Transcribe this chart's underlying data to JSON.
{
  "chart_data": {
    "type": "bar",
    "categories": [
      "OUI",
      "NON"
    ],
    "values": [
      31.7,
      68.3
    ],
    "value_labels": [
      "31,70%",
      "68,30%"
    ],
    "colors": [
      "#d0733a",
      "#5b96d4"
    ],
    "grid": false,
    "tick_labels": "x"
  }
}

+ + + + + + +

In this exercise, repeat all entries exactly.

Transcribe this chart's underlying data to JSON.
{
  "chart_data": {
    "type": "bar",
    "categories": [
      "OUI",
      "NON"
    ],
    "values": [
      31.7,
      68.3
    ],
    "value_labels": [
      "31,70%",
      "68,30%"
    ],
    "colors": [
      "#d0733a",
      "#5b96d4"
    ],
    "grid": false,
    "tick_labels": "x"
  }
}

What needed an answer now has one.